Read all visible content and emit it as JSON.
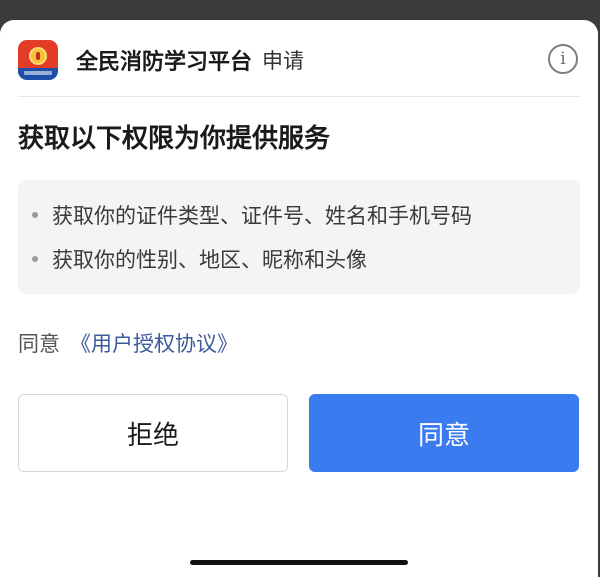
{
  "header": {
    "app_name": "全民消防学习平台",
    "apply_label": "申请",
    "info_icon": "info-icon",
    "logo_icon": "fire-emblem-logo"
  },
  "title": "获取以下权限为你提供服务",
  "permissions": [
    "获取你的证件类型、证件号、姓名和手机号码",
    "获取你的性别、地区、昵称和头像"
  ],
  "agreement": {
    "prefix": "同意",
    "link_text": "《用户授权协议》"
  },
  "buttons": {
    "reject_label": "拒绝",
    "agree_label": "同意"
  },
  "colors": {
    "accent": "#3a7bf0",
    "link": "#3d5a9c",
    "logo_red": "#e23b26",
    "logo_blue": "#1f4ea8"
  }
}
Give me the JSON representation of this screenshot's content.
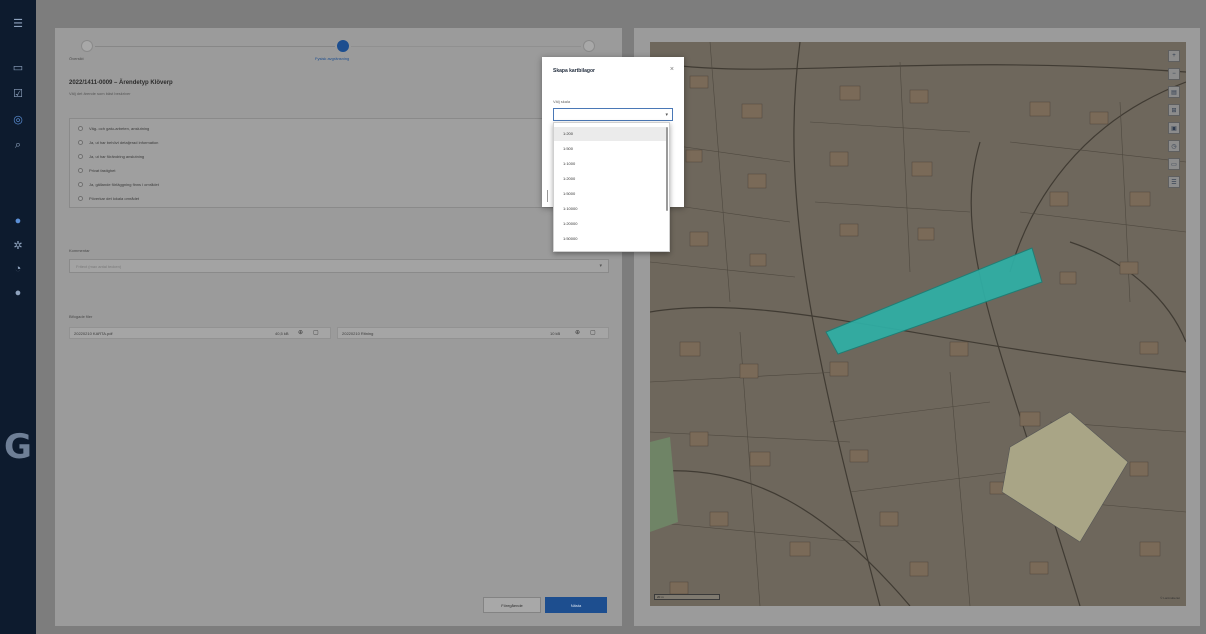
{
  "sidebar": {
    "icons": [
      "menu-icon",
      "document-icon",
      "checklist-icon",
      "map-pin-icon",
      "search-icon",
      "circle-icon",
      "settings-icon",
      "help-icon",
      "user-icon"
    ],
    "logo": "G"
  },
  "stepper": {
    "steps": [
      {
        "label": "Översikt"
      },
      {
        "label": "Fysisk avgränsning"
      },
      {
        "label": ""
      }
    ],
    "current": 2
  },
  "case": {
    "title": "2022/1411-0009 – Ärendetyp Klöverp",
    "subtitle": "Välj det ärende som bäst beskriver"
  },
  "reasons": [
    "Väg- och gatu-arbeten, anslutning",
    "Ja, ut har behövt detaljerad information",
    "Ja, ut har förändring anslutning",
    "Privat fastighet",
    "Ja, gällande förläggning finns i området",
    "Pöverkar det lokala området"
  ],
  "comment": {
    "label": "Kommentar",
    "placeholder": "Fritext (max antal tecken)"
  },
  "attachments": {
    "label": "Bifogade filer",
    "files": [
      {
        "name": "20220210 KARTA.pdf",
        "size": "40,5 kB"
      },
      {
        "name": "20220210 Ritning",
        "size": "10 kB"
      }
    ]
  },
  "buttons": {
    "previous": "Föregående",
    "next": "Nästa"
  },
  "map": {
    "tools": [
      "zoom-in-icon",
      "zoom-out-icon",
      "layers-icon",
      "measure-icon",
      "draw-icon",
      "clock-icon",
      "print-icon",
      "legend-icon"
    ],
    "scale_text": "20 m",
    "attribution": "© Lantmäteriet"
  },
  "dialog": {
    "title": "Skapa kartbilagor",
    "close": "×",
    "field_label": "Välj skala",
    "selected_value": "",
    "options": [
      "1:200",
      "1:500",
      "1:1000",
      "1:2000",
      "1:5000",
      "1:10000",
      "1:20000",
      "1:50000"
    ],
    "highlighted_index": 0
  },
  "colors": {
    "sidebar": "#0d1b2e",
    "accent": "#1d4e8f",
    "selection": "#2fb0a6",
    "map_base": "#6e675c",
    "highlight_plot": "#a9a586"
  }
}
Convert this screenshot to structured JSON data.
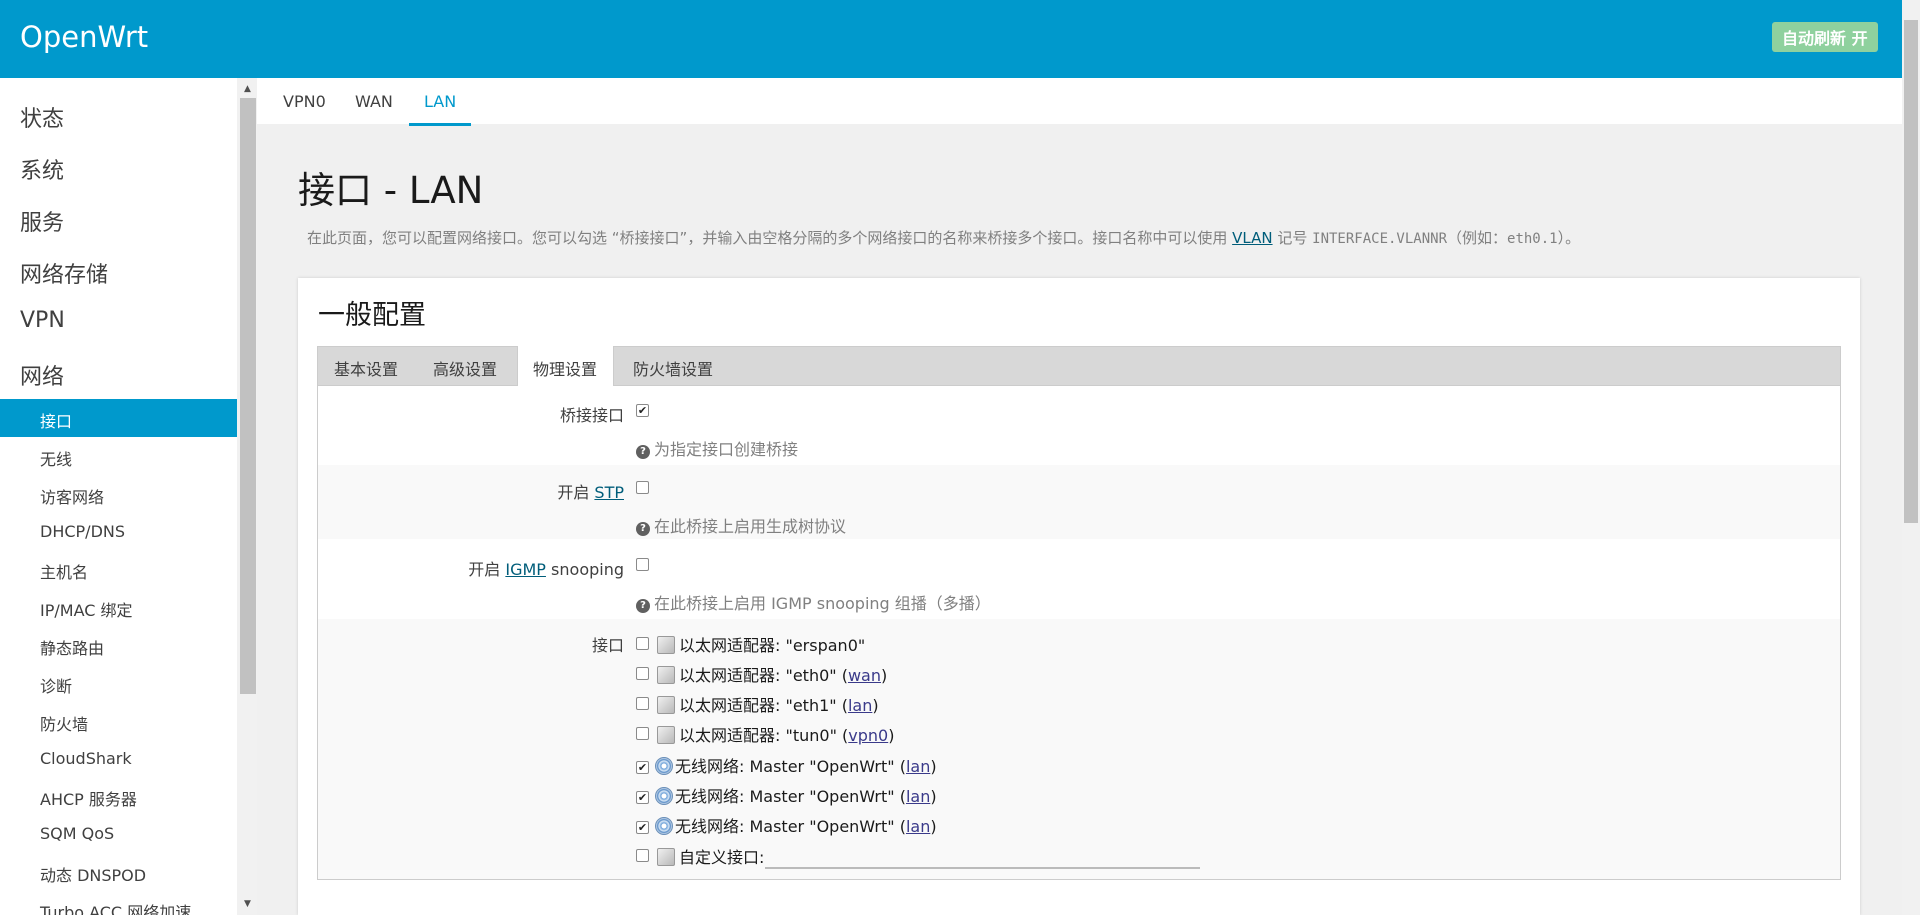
{
  "header": {
    "brand": "OpenWrt",
    "refresh_label": "自动刷新 开"
  },
  "sidebar": {
    "menus": [
      "状态",
      "系统",
      "服务",
      "网络存储",
      "VPN",
      "网络"
    ],
    "sub_items": [
      "接口",
      "无线",
      "访客网络",
      "DHCP/DNS",
      "主机名",
      "IP/MAC 绑定",
      "静态路由",
      "诊断",
      "防火墙",
      "CloudShark",
      "AHCP 服务器",
      "SQM QoS",
      "动态 DNSPOD",
      "Turbo ACC 网络加速"
    ],
    "active": "接口"
  },
  "iface_tabs": {
    "items": [
      "VPN0",
      "WAN",
      "LAN"
    ],
    "active": "LAN"
  },
  "page": {
    "title": "接口 - LAN",
    "desc_before": "在此页面，您可以配置网络接口。您可以勾选 “桥接接口”，并输入由空格分隔的多个网络接口的名称来桥接多个接口。接口名称中可以使用",
    "desc_link": "VLAN",
    "desc_mid": "记号",
    "desc_code": "INTERFACE.VLANNR",
    "desc_example_pre": "（例如：",
    "desc_example_code": "eth0.1",
    "desc_example_post": "）。"
  },
  "section": {
    "title": "一般配置",
    "tabs": [
      "基本设置",
      "高级设置",
      "物理设置",
      "防火墙设置"
    ],
    "active_tab": "物理设置"
  },
  "form": {
    "bridge": {
      "label": "桥接接口",
      "checked": true,
      "hint": "为指定接口创建桥接"
    },
    "stp": {
      "label_pre": "开启",
      "label_link": "STP",
      "checked": false,
      "hint": "在此桥接上启用生成树协议"
    },
    "igmp": {
      "label_pre": "开启",
      "label_link": "IGMP",
      "label_post": "snooping",
      "checked": false,
      "hint": "在此桥接上启用 IGMP snooping 组播（多播）"
    },
    "interfaces_label": "接口",
    "interfaces": [
      {
        "type": "eth",
        "text": "以太网适配器: \"erspan0\"",
        "net": "",
        "checked": false
      },
      {
        "type": "eth",
        "text": "以太网适配器: \"eth0\"",
        "net": "wan",
        "checked": false
      },
      {
        "type": "eth",
        "text": "以太网适配器: \"eth1\"",
        "net": "lan",
        "checked": false
      },
      {
        "type": "eth",
        "text": "以太网适配器: \"tun0\"",
        "net": "vpn0",
        "checked": false
      },
      {
        "type": "wifi",
        "text": "无线网络: Master \"OpenWrt\"",
        "net": "lan",
        "checked": true
      },
      {
        "type": "wifi",
        "text": "无线网络: Master \"OpenWrt\"",
        "net": "lan",
        "checked": true
      },
      {
        "type": "wifi",
        "text": "无线网络: Master \"OpenWrt\"",
        "net": "lan",
        "checked": true
      },
      {
        "type": "custom",
        "text": "自定义接口:",
        "net": "",
        "checked": false
      }
    ],
    "custom_value": ""
  }
}
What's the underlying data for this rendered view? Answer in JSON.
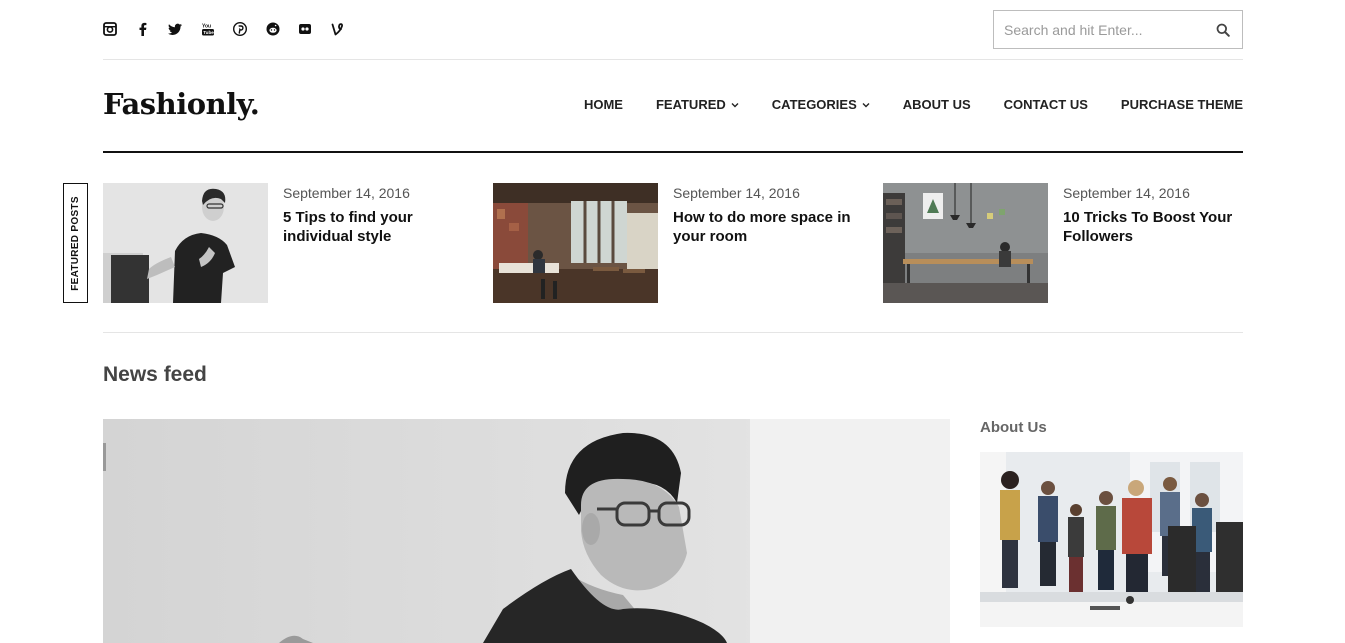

────

• **Given task**
All of the lines above should be printed exactly, minus the pictures.

• **Task response**
Read all visible content and emit it as JSON.
{
  "header": {
    "app_name": "全民消防学习平台",
    "apply_label": "申请",
    "info_icon": "info-icon",
    "logo_icon": "fire-emblem-logo"
  },
  "title": "获取以下权限为你提供服务",
  "permissions": [
    "获取你的证件类型、证件号、姓名和手机号码",
    "获取你的性别、地区、昵称和头像"
  ],
  "agreement": {
    "prefix": "同意",
    "link_text": "《用户授权协议》"
  },
  "buttons": {
    "reject_label": "拒绝",
    "agree_label": "同意"
  },
  "colors": {
    "accent": "#3a7bf0",
    "link": "#3d5a9c",
    "logo_red": "#e23b26",
    "logo_blue": "#1f4ea8"
  }
}
Give me the JSON representation of this screenshot's content.
{
  "sidebar": {
    "icons": [
      "menu-icon",
      "document-icon",
      "checklist-icon",
      "map-pin-icon",
      "search-icon",
      "circle-icon",
      "settings-icon",
      "help-icon",
      "user-icon"
    ],
    "logo": "G"
  },
  "stepper": {
    "steps": [
      {
        "label": "Översikt"
      },
      {
        "label": "Fysisk avgränsning"
      },
      {
        "label": ""
      }
    ],
    "current": 2
  },
  "case": {
    "title": "2022/1411-0009 – Ärendetyp Klöverp",
    "subtitle": "Välj det ärende som bäst beskriver"
  },
  "reasons": [
    "Väg- och gatu-arbeten, anslutning",
    "Ja, ut har behövt detaljerad information",
    "Ja, ut har förändring anslutning",
    "Privat fastighet",
    "Ja, gällande förläggning finns i området",
    "Pöverkar det lokala området"
  ],
  "comment": {
    "label": "Kommentar",
    "placeholder": "Fritext (max antal tecken)"
  },
  "attachments": {
    "label": "Bifogade filer",
    "files": [
      {
        "name": "20220210 KARTA.pdf",
        "size": "40,5 kB"
      },
      {
        "name": "20220210 Ritning",
        "size": "10 kB"
      }
    ]
  },
  "buttons": {
    "previous": "Föregående",
    "next": "Nästa"
  },
  "map": {
    "tools": [
      "zoom-in-icon",
      "zoom-out-icon",
      "layers-icon",
      "measure-icon",
      "draw-icon",
      "clock-icon",
      "print-icon",
      "legend-icon"
    ],
    "scale_text": "20 m",
    "attribution": "© Lantmäteriet"
  },
  "dialog": {
    "title": "Skapa kartbilagor",
    "close": "×",
    "field_label": "Välj skala",
    "selected_value": "",
    "options": [
      "1:200",
      "1:500",
      "1:1000",
      "1:2000",
      "1:5000",
      "1:10000",
      "1:20000",
      "1:50000"
    ],
    "highlighted_index": 0
  },
  "colors": {
    "sidebar": "#0d1b2e",
    "accent": "#1d4e8f",
    "selection": "#2fb0a6",
    "map_base": "#6e675c",
    "highlight_plot": "#a9a586"
  }
}
Convert this screenshot to structured JSON data.
{
  "header": {
    "brand": "OpenWrt",
    "refresh_label": "自动刷新 开"
  },
  "sidebar": {
    "menus": [
      "状态",
      "系统",
      "服务",
      "网络存储",
      "VPN",
      "网络"
    ],
    "sub_items": [
      "接口",
      "无线",
      "访客网络",
      "DHCP/DNS",
      "主机名",
      "IP/MAC 绑定",
      "静态路由",
      "诊断",
      "防火墙",
      "CloudShark",
      "AHCP 服务器",
      "SQM QoS",
      "动态 DNSPOD",
      "Turbo ACC 网络加速"
    ],
    "active": "接口"
  },
  "iface_tabs": {
    "items": [
      "VPN0",
      "WAN",
      "LAN"
    ],
    "active": "LAN"
  },
  "page": {
    "title": "接口 - LAN",
    "desc_before": "在此页面，您可以配置网络接口。您可以勾选 “桥接接口”，并输入由空格分隔的多个网络接口的名称来桥接多个接口。接口名称中可以使用",
    "desc_link": "VLAN",
    "desc_mid": "记号",
    "desc_code": "INTERFACE.VLANNR",
    "desc_example_pre": "（例如：",
    "desc_example_code": "eth0.1",
    "desc_example_post": "）。"
  },
  "section": {
    "title": "一般配置",
    "tabs": [
      "基本设置",
      "高级设置",
      "物理设置",
      "防火墙设置"
    ],
    "active_tab": "物理设置"
  },
  "form": {
    "bridge": {
      "label": "桥接接口",
      "checked": true,
      "hint": "为指定接口创建桥接"
    },
    "stp": {
      "label_pre": "开启",
      "label_link": "STP",
      "checked": false,
      "hint": "在此桥接上启用生成树协议"
    },
    "igmp": {
      "label_pre": "开启",
      "label_link": "IGMP",
      "label_post": "snooping",
      "checked": false,
      "hint": "在此桥接上启用 IGMP snooping 组播（多播）"
    },
    "interfaces_label": "接口",
    "interfaces": [
      {
        "type": "eth",
        "text": "以太网适配器: \"erspan0\"",
        "net": "",
        "checked": false
      },
      {
        "type": "eth",
        "text": "以太网适配器: \"eth0\"",
        "net": "wan",
        "checked": false
      },
      {
        "type": "eth",
        "text": "以太网适配器: \"eth1\"",
        "net": "lan",
        "checked": false
      },
      {
        "type": "eth",
        "text": "以太网适配器: \"tun0\"",
        "net": "vpn0",
        "checked": false
      },
      {
        "type": "wifi",
        "text": "无线网络: Master \"OpenWrt\"",
        "net": "lan",
        "checked": true
      },
      {
        "type": "wifi",
        "text": "无线网络: Master \"OpenWrt\"",
        "net": "lan",
        "checked": true
      },
      {
        "type": "wifi",
        "text": "无线网络: Master \"OpenWrt\"",
        "net": "lan",
        "checked": true
      },
      {
        "type": "custom",
        "text": "自定义接口:",
        "net": "",
        "checked": false
      }
    ],
    "custom_value": ""
  }
}
What's the underlying data for this rendered view? Answer in JSON.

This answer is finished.